» Data extract
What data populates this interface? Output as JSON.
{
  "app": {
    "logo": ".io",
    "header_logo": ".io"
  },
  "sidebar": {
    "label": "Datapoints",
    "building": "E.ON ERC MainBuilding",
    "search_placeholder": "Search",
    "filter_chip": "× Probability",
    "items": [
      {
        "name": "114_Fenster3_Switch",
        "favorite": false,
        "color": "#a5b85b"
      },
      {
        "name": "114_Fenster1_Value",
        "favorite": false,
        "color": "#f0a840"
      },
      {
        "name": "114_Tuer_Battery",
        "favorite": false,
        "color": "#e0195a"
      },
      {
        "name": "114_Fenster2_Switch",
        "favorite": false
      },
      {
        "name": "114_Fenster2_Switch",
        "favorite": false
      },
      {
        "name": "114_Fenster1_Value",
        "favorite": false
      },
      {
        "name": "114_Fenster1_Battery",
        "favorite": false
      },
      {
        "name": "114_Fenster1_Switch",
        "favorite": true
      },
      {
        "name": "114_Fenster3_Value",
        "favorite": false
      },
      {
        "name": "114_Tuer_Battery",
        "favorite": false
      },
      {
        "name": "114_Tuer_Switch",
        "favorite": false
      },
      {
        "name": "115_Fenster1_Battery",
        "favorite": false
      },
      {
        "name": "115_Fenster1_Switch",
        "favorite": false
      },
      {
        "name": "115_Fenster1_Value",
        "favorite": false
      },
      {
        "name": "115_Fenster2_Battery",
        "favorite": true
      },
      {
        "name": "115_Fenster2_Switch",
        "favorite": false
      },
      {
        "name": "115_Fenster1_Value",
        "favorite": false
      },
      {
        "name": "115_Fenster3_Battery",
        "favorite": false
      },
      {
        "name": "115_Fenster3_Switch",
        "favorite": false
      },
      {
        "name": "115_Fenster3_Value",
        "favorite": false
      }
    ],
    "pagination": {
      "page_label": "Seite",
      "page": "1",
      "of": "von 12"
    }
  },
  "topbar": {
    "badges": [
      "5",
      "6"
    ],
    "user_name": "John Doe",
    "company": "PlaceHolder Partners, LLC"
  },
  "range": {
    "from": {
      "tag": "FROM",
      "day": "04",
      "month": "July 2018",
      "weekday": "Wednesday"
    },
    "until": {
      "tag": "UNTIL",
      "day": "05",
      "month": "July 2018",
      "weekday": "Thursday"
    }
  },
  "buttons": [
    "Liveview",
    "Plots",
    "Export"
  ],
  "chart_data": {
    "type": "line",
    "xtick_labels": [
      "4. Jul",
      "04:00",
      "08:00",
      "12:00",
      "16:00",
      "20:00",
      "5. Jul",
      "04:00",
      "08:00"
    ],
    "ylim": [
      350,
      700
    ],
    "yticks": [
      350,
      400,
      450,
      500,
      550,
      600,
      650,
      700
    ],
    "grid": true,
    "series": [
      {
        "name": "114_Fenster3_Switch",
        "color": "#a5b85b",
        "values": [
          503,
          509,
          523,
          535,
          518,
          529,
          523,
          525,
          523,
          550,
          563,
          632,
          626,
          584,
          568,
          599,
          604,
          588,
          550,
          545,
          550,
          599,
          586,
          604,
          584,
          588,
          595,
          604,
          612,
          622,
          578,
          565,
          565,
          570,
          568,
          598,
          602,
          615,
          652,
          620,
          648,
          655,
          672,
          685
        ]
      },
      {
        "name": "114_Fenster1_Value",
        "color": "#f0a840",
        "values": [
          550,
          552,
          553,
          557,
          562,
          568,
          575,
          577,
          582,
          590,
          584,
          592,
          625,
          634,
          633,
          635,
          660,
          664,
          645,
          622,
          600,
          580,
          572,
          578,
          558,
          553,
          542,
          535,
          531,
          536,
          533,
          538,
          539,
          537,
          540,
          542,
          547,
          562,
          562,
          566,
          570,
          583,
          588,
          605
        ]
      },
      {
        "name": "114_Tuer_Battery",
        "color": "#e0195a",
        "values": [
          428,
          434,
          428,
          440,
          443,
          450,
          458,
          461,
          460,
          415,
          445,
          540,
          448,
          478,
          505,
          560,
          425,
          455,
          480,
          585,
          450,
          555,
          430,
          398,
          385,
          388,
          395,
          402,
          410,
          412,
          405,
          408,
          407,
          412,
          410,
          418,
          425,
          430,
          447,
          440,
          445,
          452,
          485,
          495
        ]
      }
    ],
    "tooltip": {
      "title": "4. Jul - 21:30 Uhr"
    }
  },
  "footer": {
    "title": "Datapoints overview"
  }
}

» Stated problem
Retype every entry word for word.

» Task solution
What data populates this interface? Output as JSON.
{
  "app": {
    "logo": ".io",
    "header_logo": ".io"
  },
  "sidebar": {
    "label": "Datapoints",
    "building": "E.ON ERC MainBuilding",
    "search_placeholder": "Search",
    "filter_chip": "× Probability",
    "items": [
      {
        "name": "114_Fenster3_Switch",
        "favorite": false,
        "color": "#a5b85b"
      },
      {
        "name": "114_Fenster1_Value",
        "favorite": false,
        "color": "#f0a840"
      },
      {
        "name": "114_Tuer_Battery",
        "favorite": false,
        "color": "#e0195a"
      },
      {
        "name": "114_Fenster2_Switch",
        "favorite": false
      },
      {
        "name": "114_Fenster2_Switch",
        "favorite": false
      },
      {
        "name": "114_Fenster1_Value",
        "favorite": false
      },
      {
        "name": "114_Fenster1_Battery",
        "favorite": false
      },
      {
        "name": "114_Fenster1_Switch",
        "favorite": true
      },
      {
        "name": "114_Fenster3_Value",
        "favorite": false
      },
      {
        "name": "114_Tuer_Battery",
        "favorite": false
      },
      {
        "name": "114_Tuer_Switch",
        "favorite": false
      },
      {
        "name": "115_Fenster1_Battery",
        "favorite": false
      },
      {
        "name": "115_Fenster1_Switch",
        "favorite": false
      },
      {
        "name": "115_Fenster1_Value",
        "favorite": false
      },
      {
        "name": "115_Fenster2_Battery",
        "favorite": true
      },
      {
        "name": "115_Fenster2_Switch",
        "favorite": false
      },
      {
        "name": "115_Fenster1_Value",
        "favorite": false
      },
      {
        "name": "115_Fenster3_Battery",
        "favorite": false
      },
      {
        "name": "115_Fenster3_Switch",
        "favorite": false
      },
      {
        "name": "115_Fenster3_Value",
        "favorite": false
      }
    ],
    "pagination": {
      "page_label": "Seite",
      "page": "1",
      "of": "von 12"
    }
  },
  "topbar": {
    "badges": [
      "5",
      "6"
    ],
    "user_name": "John Doe",
    "company": "PlaceHolder Partners, LLC"
  },
  "range": {
    "from": {
      "tag": "FROM",
      "day": "04",
      "month": "July 2018",
      "weekday": "Wednesday"
    },
    "until": {
      "tag": "UNTIL",
      "day": "05",
      "month": "July 2018",
      "weekday": "Thursday"
    }
  },
  "buttons": [
    "Liveview",
    "Plots",
    "Export"
  ],
  "chart_data": {
    "type": "line",
    "xtick_labels": [
      "4. Jul",
      "04:00",
      "08:00",
      "12:00",
      "16:00",
      "20:00",
      "5. Jul",
      "04:00",
      "08:00"
    ],
    "ylim": [
      350,
      700
    ],
    "yticks": [
      350,
      400,
      450,
      500,
      550,
      600,
      650,
      700
    ],
    "grid": true,
    "series": [
      {
        "name": "114_Fenster3_Switch",
        "color": "#a5b85b",
        "values": [
          503,
          509,
          523,
          535,
          518,
          529,
          523,
          525,
          523,
          550,
          563,
          632,
          626,
          584,
          568,
          599,
          604,
          588,
          550,
          545,
          550,
          599,
          586,
          604,
          584,
          588,
          595,
          604,
          612,
          622,
          578,
          565,
          565,
          570,
          568,
          598,
          602,
          615,
          652,
          620,
          648,
          655,
          672,
          685
        ]
      },
      {
        "name": "114_Fenster1_Value",
        "color": "#f0a840",
        "values": [
          550,
          552,
          553,
          557,
          562,
          568,
          575,
          577,
          582,
          590,
          584,
          592,
          625,
          634,
          633,
          635,
          660,
          664,
          645,
          622,
          600,
          580,
          572,
          578,
          558,
          553,
          542,
          535,
          531,
          536,
          533,
          538,
          539,
          537,
          540,
          542,
          547,
          562,
          562,
          566,
          570,
          583,
          588,
          605
        ]
      },
      {
        "name": "114_Tuer_Battery",
        "color": "#e0195a",
        "values": [
          428,
          434,
          428,
          440,
          443,
          450,
          458,
          461,
          460,
          415,
          445,
          540,
          448,
          478,
          505,
          560,
          425,
          455,
          480,
          585,
          450,
          555,
          430,
          398,
          385,
          388,
          395,
          402,
          410,
          412,
          405,
          408,
          407,
          412,
          410,
          418,
          425,
          430,
          447,
          440,
          445,
          452,
          485,
          495
        ]
      }
    ],
    "tooltip": {
      "title": "4. Jul - 21:30 Uhr"
    }
  },
  "footer": {
    "title": "Datapoints overview"
  }
}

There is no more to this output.